**Provided records:**
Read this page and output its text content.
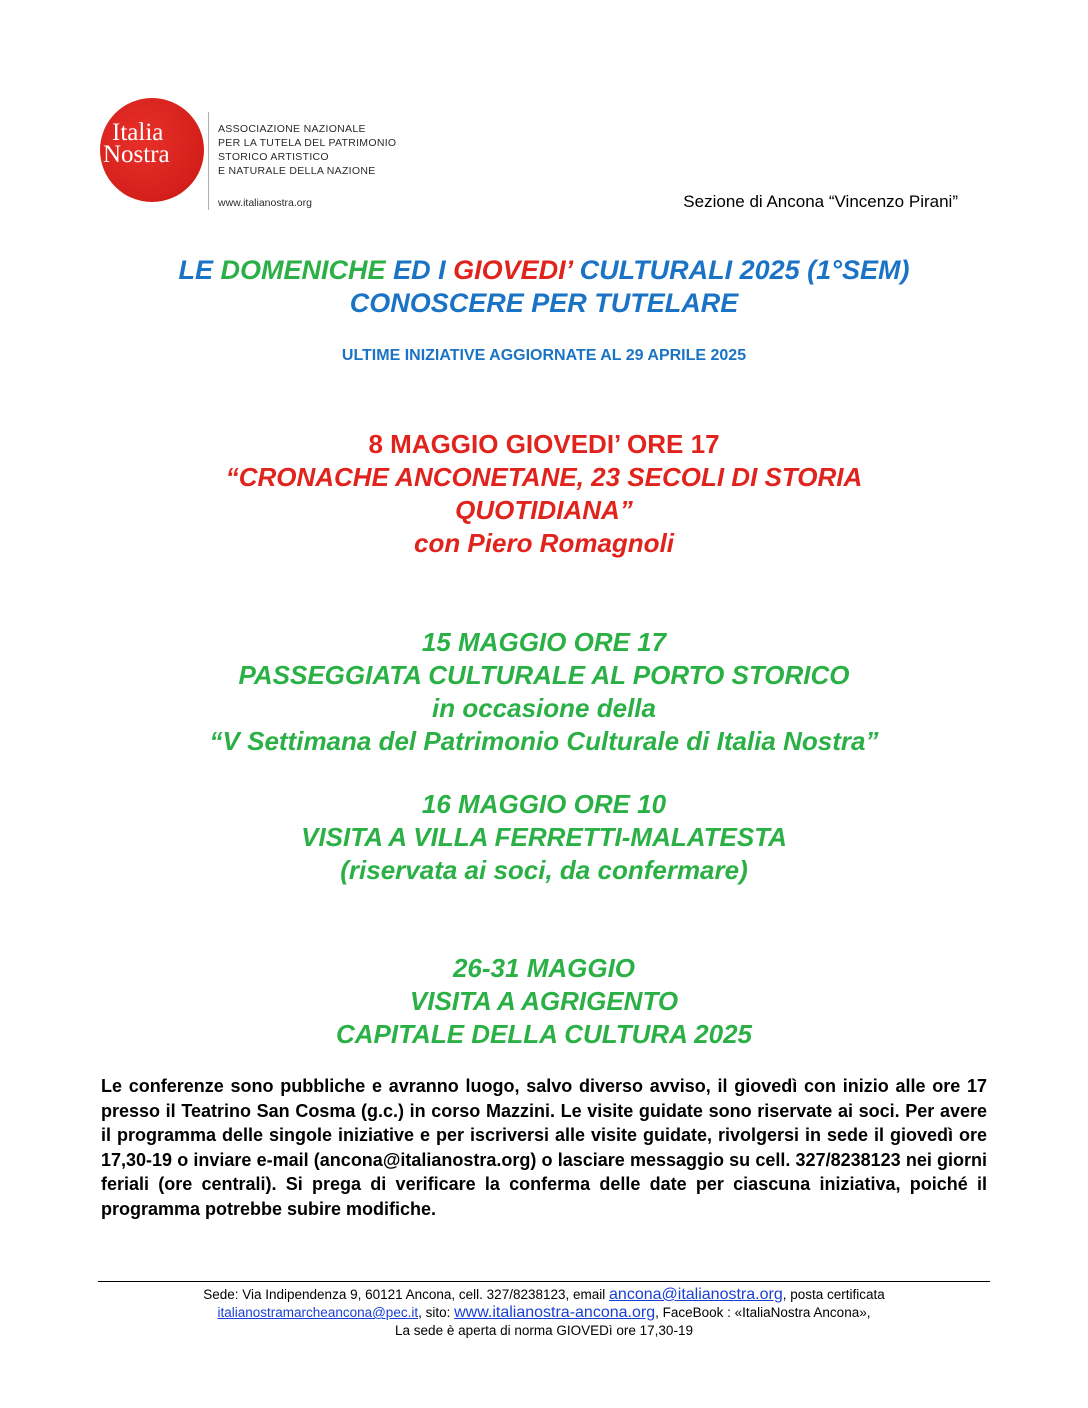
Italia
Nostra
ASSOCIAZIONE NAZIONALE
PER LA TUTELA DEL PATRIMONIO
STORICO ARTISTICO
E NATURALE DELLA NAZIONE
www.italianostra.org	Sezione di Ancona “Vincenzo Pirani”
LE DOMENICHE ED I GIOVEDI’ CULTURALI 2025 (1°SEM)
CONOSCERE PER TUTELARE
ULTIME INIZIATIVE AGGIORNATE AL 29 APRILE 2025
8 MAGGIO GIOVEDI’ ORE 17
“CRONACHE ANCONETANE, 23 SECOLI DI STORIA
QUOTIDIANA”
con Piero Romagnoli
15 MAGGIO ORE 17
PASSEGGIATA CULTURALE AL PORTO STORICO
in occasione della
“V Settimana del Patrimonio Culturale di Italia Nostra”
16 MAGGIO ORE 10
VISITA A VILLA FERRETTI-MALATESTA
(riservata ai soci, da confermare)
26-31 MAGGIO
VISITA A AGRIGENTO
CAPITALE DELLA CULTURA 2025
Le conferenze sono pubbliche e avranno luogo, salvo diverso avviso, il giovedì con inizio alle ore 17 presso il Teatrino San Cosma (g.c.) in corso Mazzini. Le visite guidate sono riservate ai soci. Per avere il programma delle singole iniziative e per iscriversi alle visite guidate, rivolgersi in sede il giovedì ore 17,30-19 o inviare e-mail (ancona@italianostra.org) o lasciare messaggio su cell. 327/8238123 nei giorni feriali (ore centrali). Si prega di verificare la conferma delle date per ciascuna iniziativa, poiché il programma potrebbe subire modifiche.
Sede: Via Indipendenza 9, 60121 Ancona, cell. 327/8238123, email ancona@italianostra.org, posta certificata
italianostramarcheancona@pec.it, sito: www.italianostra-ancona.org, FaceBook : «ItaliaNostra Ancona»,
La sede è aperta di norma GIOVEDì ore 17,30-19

**Exercise:** With the pictures omitted, reproduce the records in full and exactly.

**Response to this task:**
Read this page and output its text content.
Italia
Nostra
ASSOCIAZIONE NAZIONALE
PER LA TUTELA DEL PATRIMONIO
STORICO ARTISTICO
E NATURALE DELLA NAZIONE
www.italianostra.org	Sezione di Ancona “Vincenzo Pirani”
LE DOMENICHE ED I GIOVEDI’ CULTURALI 2025 (1°SEM)
CONOSCERE PER TUTELARE
ULTIME INIZIATIVE AGGIORNATE AL 29 APRILE 2025
8 MAGGIO GIOVEDI’ ORE 17
“CRONACHE ANCONETANE, 23 SECOLI DI STORIA
QUOTIDIANA”
con Piero Romagnoli
15 MAGGIO ORE 17
PASSEGGIATA CULTURALE AL PORTO STORICO
in occasione della
“V Settimana del Patrimonio Culturale di Italia Nostra”
16 MAGGIO ORE 10
VISITA A VILLA FERRETTI-MALATESTA
(riservata ai soci, da confermare)
26-31 MAGGIO
VISITA A AGRIGENTO
CAPITALE DELLA CULTURA 2025
Le conferenze sono pubbliche e avranno luogo, salvo diverso avviso, il giovedì con inizio alle ore 17 presso il Teatrino San Cosma (g.c.) in corso Mazzini. Le visite guidate sono riservate ai soci. Per avere il programma delle singole iniziative e per iscriversi alle visite guidate, rivolgersi in sede il giovedì ore 17,30-19 o inviare e-mail (ancona@italianostra.org) o lasciare messaggio su cell. 327/8238123 nei giorni feriali (ore centrali). Si prega di verificare la conferma delle date per ciascuna iniziativa, poiché il programma potrebbe subire modifiche.
Sede: Via Indipendenza 9, 60121 Ancona, cell. 327/8238123, email ancona@italianostra.org, posta certificata
italianostramarcheancona@pec.it, sito: www.italianostra-ancona.org, FaceBook : «ItaliaNostra Ancona»,
La sede è aperta di norma GIOVEDì ore 17,30-19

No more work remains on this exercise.